Reproduce the listing exactly and skip over any pictures.

→ PROVIDED INFORMATION:
•••

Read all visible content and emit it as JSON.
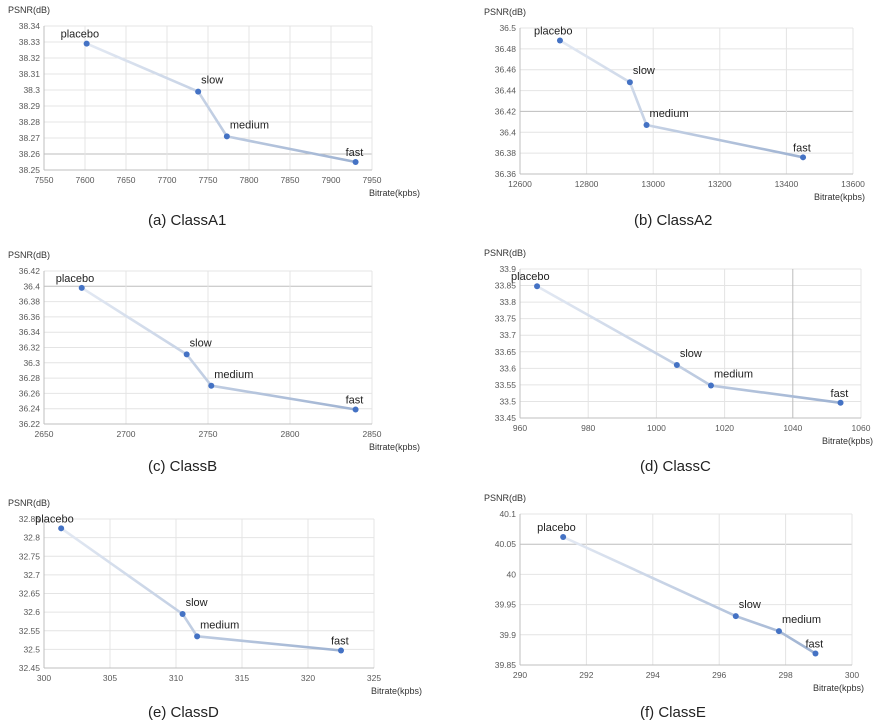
{
  "chart_data": [
    {
      "type": "line",
      "caption": "(a)  ClassA1",
      "ylabel": "PSNR(dB)",
      "xlabel": "Bitrate(kpbs)",
      "xlim": [
        7550,
        7950
      ],
      "xticks": [
        "7550",
        "7600",
        "7650",
        "7700",
        "7750",
        "7800",
        "7850",
        "7900",
        "7950"
      ],
      "ylim": [
        38.25,
        38.34
      ],
      "yticks": [
        "38.25",
        "38.26",
        "38.27",
        "38.28",
        "38.29",
        "38.3",
        "38.31",
        "38.32",
        "38.33",
        "38.34"
      ],
      "ydark": 38.26,
      "xdark": null,
      "points": [
        {
          "label": "placebo",
          "x": 7602,
          "y": 38.329
        },
        {
          "label": "slow",
          "x": 7738,
          "y": 38.299
        },
        {
          "label": "medium",
          "x": 7773,
          "y": 38.271
        },
        {
          "label": "fast",
          "x": 7930,
          "y": 38.255
        }
      ]
    },
    {
      "type": "line",
      "caption": "(b)  ClassA2",
      "ylabel": "PSNR(dB)",
      "xlabel": "Bitrate(kpbs)",
      "xlim": [
        12600,
        13600
      ],
      "xticks": [
        "12600",
        "12800",
        "13000",
        "13200",
        "13400",
        "13600"
      ],
      "ylim": [
        36.36,
        36.5
      ],
      "yticks": [
        "36.36",
        "36.38",
        "36.4",
        "36.42",
        "36.44",
        "36.46",
        "36.48",
        "36.5"
      ],
      "ydark": 36.42,
      "xdark": null,
      "points": [
        {
          "label": "placebo",
          "x": 12720,
          "y": 36.488
        },
        {
          "label": "slow",
          "x": 12930,
          "y": 36.448
        },
        {
          "label": "medium",
          "x": 12980,
          "y": 36.407
        },
        {
          "label": "fast",
          "x": 13450,
          "y": 36.376
        }
      ]
    },
    {
      "type": "line",
      "caption": "(c)  ClassB",
      "ylabel": "PSNR(dB)",
      "xlabel": "Bitrate(kpbs)",
      "xlim": [
        2650,
        2850
      ],
      "xticks": [
        "2650",
        "2700",
        "2750",
        "2800",
        "2850"
      ],
      "ylim": [
        36.22,
        36.42
      ],
      "yticks": [
        "36.22",
        "36.24",
        "36.26",
        "36.28",
        "36.3",
        "36.32",
        "36.34",
        "36.36",
        "36.38",
        "36.4",
        "36.42"
      ],
      "ydark": 36.4,
      "xdark": null,
      "points": [
        {
          "label": "placebo",
          "x": 2673,
          "y": 36.398
        },
        {
          "label": "slow",
          "x": 2737,
          "y": 36.311
        },
        {
          "label": "medium",
          "x": 2752,
          "y": 36.27
        },
        {
          "label": "fast",
          "x": 2840,
          "y": 36.239
        }
      ]
    },
    {
      "type": "line",
      "caption": "(d)  ClassC",
      "ylabel": "PSNR(dB)",
      "xlabel": "Bitrate(kpbs)",
      "xlim": [
        960,
        1060
      ],
      "xticks": [
        "960",
        "980",
        "1000",
        "1020",
        "1040",
        "1060"
      ],
      "ylim": [
        33.45,
        33.9
      ],
      "yticks": [
        "33.45",
        "33.5",
        "33.55",
        "33.6",
        "33.65",
        "33.7",
        "33.75",
        "33.8",
        "33.85",
        "33.9"
      ],
      "ydark": null,
      "xdark": 1040,
      "points": [
        {
          "label": "placebo",
          "x": 965,
          "y": 33.848
        },
        {
          "label": "slow",
          "x": 1006,
          "y": 33.61
        },
        {
          "label": "medium",
          "x": 1016,
          "y": 33.548
        },
        {
          "label": "fast",
          "x": 1054,
          "y": 33.496
        }
      ]
    },
    {
      "type": "line",
      "caption": "(e)  ClassD",
      "ylabel": "PSNR(dB)",
      "xlabel": "Bitrate(kpbs)",
      "xlim": [
        300,
        325
      ],
      "xticks": [
        "300",
        "305",
        "310",
        "315",
        "320",
        "325"
      ],
      "ylim": [
        32.45,
        32.85
      ],
      "yticks": [
        "32.45",
        "32.5",
        "32.55",
        "32.6",
        "32.65",
        "32.7",
        "32.75",
        "32.8",
        "32.85"
      ],
      "ydark": null,
      "xdark": null,
      "points": [
        {
          "label": "placebo",
          "x": 301.3,
          "y": 32.825
        },
        {
          "label": "slow",
          "x": 310.5,
          "y": 32.595
        },
        {
          "label": "medium",
          "x": 311.6,
          "y": 32.535
        },
        {
          "label": "fast",
          "x": 322.5,
          "y": 32.497
        }
      ]
    },
    {
      "type": "line",
      "caption": "(f)  ClassE",
      "ylabel": "PSNR(dB)",
      "xlabel": "Bitrate(kpbs)",
      "xlim": [
        290,
        300
      ],
      "xticks": [
        "290",
        "292",
        "294",
        "296",
        "298",
        "300"
      ],
      "ylim": [
        39.85,
        40.1
      ],
      "yticks": [
        "39.85",
        "39.9",
        "39.95",
        "40",
        "40.05",
        "40.1"
      ],
      "ydark": 40.05,
      "xdark": null,
      "points": [
        {
          "label": "placebo",
          "x": 291.3,
          "y": 40.062
        },
        {
          "label": "slow",
          "x": 296.5,
          "y": 39.931
        },
        {
          "label": "medium",
          "x": 297.8,
          "y": 39.906
        },
        {
          "label": "fast",
          "x": 298.9,
          "y": 39.869
        }
      ]
    }
  ]
}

•••

→ ANSWER TO THE PROBLEM:
Read all visible content and emit it as JSON.
{
  "chart_data": [
    {
      "type": "line",
      "caption": "(a)  ClassA1",
      "ylabel": "PSNR(dB)",
      "xlabel": "Bitrate(kpbs)",
      "xlim": [
        7550,
        7950
      ],
      "xticks": [
        "7550",
        "7600",
        "7650",
        "7700",
        "7750",
        "7800",
        "7850",
        "7900",
        "7950"
      ],
      "ylim": [
        38.25,
        38.34
      ],
      "yticks": [
        "38.25",
        "38.26",
        "38.27",
        "38.28",
        "38.29",
        "38.3",
        "38.31",
        "38.32",
        "38.33",
        "38.34"
      ],
      "ydark": 38.26,
      "xdark": null,
      "points": [
        {
          "label": "placebo",
          "x": 7602,
          "y": 38.329
        },
        {
          "label": "slow",
          "x": 7738,
          "y": 38.299
        },
        {
          "label": "medium",
          "x": 7773,
          "y": 38.271
        },
        {
          "label": "fast",
          "x": 7930,
          "y": 38.255
        }
      ]
    },
    {
      "type": "line",
      "caption": "(b)  ClassA2",
      "ylabel": "PSNR(dB)",
      "xlabel": "Bitrate(kpbs)",
      "xlim": [
        12600,
        13600
      ],
      "xticks": [
        "12600",
        "12800",
        "13000",
        "13200",
        "13400",
        "13600"
      ],
      "ylim": [
        36.36,
        36.5
      ],
      "yticks": [
        "36.36",
        "36.38",
        "36.4",
        "36.42",
        "36.44",
        "36.46",
        "36.48",
        "36.5"
      ],
      "ydark": 36.42,
      "xdark": null,
      "points": [
        {
          "label": "placebo",
          "x": 12720,
          "y": 36.488
        },
        {
          "label": "slow",
          "x": 12930,
          "y": 36.448
        },
        {
          "label": "medium",
          "x": 12980,
          "y": 36.407
        },
        {
          "label": "fast",
          "x": 13450,
          "y": 36.376
        }
      ]
    },
    {
      "type": "line",
      "caption": "(c)  ClassB",
      "ylabel": "PSNR(dB)",
      "xlabel": "Bitrate(kpbs)",
      "xlim": [
        2650,
        2850
      ],
      "xticks": [
        "2650",
        "2700",
        "2750",
        "2800",
        "2850"
      ],
      "ylim": [
        36.22,
        36.42
      ],
      "yticks": [
        "36.22",
        "36.24",
        "36.26",
        "36.28",
        "36.3",
        "36.32",
        "36.34",
        "36.36",
        "36.38",
        "36.4",
        "36.42"
      ],
      "ydark": 36.4,
      "xdark": null,
      "points": [
        {
          "label": "placebo",
          "x": 2673,
          "y": 36.398
        },
        {
          "label": "slow",
          "x": 2737,
          "y": 36.311
        },
        {
          "label": "medium",
          "x": 2752,
          "y": 36.27
        },
        {
          "label": "fast",
          "x": 2840,
          "y": 36.239
        }
      ]
    },
    {
      "type": "line",
      "caption": "(d)  ClassC",
      "ylabel": "PSNR(dB)",
      "xlabel": "Bitrate(kpbs)",
      "xlim": [
        960,
        1060
      ],
      "xticks": [
        "960",
        "980",
        "1000",
        "1020",
        "1040",
        "1060"
      ],
      "ylim": [
        33.45,
        33.9
      ],
      "yticks": [
        "33.45",
        "33.5",
        "33.55",
        "33.6",
        "33.65",
        "33.7",
        "33.75",
        "33.8",
        "33.85",
        "33.9"
      ],
      "ydark": null,
      "xdark": 1040,
      "points": [
        {
          "label": "placebo",
          "x": 965,
          "y": 33.848
        },
        {
          "label": "slow",
          "x": 1006,
          "y": 33.61
        },
        {
          "label": "medium",
          "x": 1016,
          "y": 33.548
        },
        {
          "label": "fast",
          "x": 1054,
          "y": 33.496
        }
      ]
    },
    {
      "type": "line",
      "caption": "(e)  ClassD",
      "ylabel": "PSNR(dB)",
      "xlabel": "Bitrate(kpbs)",
      "xlim": [
        300,
        325
      ],
      "xticks": [
        "300",
        "305",
        "310",
        "315",
        "320",
        "325"
      ],
      "ylim": [
        32.45,
        32.85
      ],
      "yticks": [
        "32.45",
        "32.5",
        "32.55",
        "32.6",
        "32.65",
        "32.7",
        "32.75",
        "32.8",
        "32.85"
      ],
      "ydark": null,
      "xdark": null,
      "points": [
        {
          "label": "placebo",
          "x": 301.3,
          "y": 32.825
        },
        {
          "label": "slow",
          "x": 310.5,
          "y": 32.595
        },
        {
          "label": "medium",
          "x": 311.6,
          "y": 32.535
        },
        {
          "label": "fast",
          "x": 322.5,
          "y": 32.497
        }
      ]
    },
    {
      "type": "line",
      "caption": "(f)  ClassE",
      "ylabel": "PSNR(dB)",
      "xlabel": "Bitrate(kpbs)",
      "xlim": [
        290,
        300
      ],
      "xticks": [
        "290",
        "292",
        "294",
        "296",
        "298",
        "300"
      ],
      "ylim": [
        39.85,
        40.1
      ],
      "yticks": [
        "39.85",
        "39.9",
        "39.95",
        "40",
        "40.05",
        "40.1"
      ],
      "ydark": 40.05,
      "xdark": null,
      "points": [
        {
          "label": "placebo",
          "x": 291.3,
          "y": 40.062
        },
        {
          "label": "slow",
          "x": 296.5,
          "y": 39.931
        },
        {
          "label": "medium",
          "x": 297.8,
          "y": 39.906
        },
        {
          "label": "fast",
          "x": 298.9,
          "y": 39.869
        }
      ]
    }
  ]
}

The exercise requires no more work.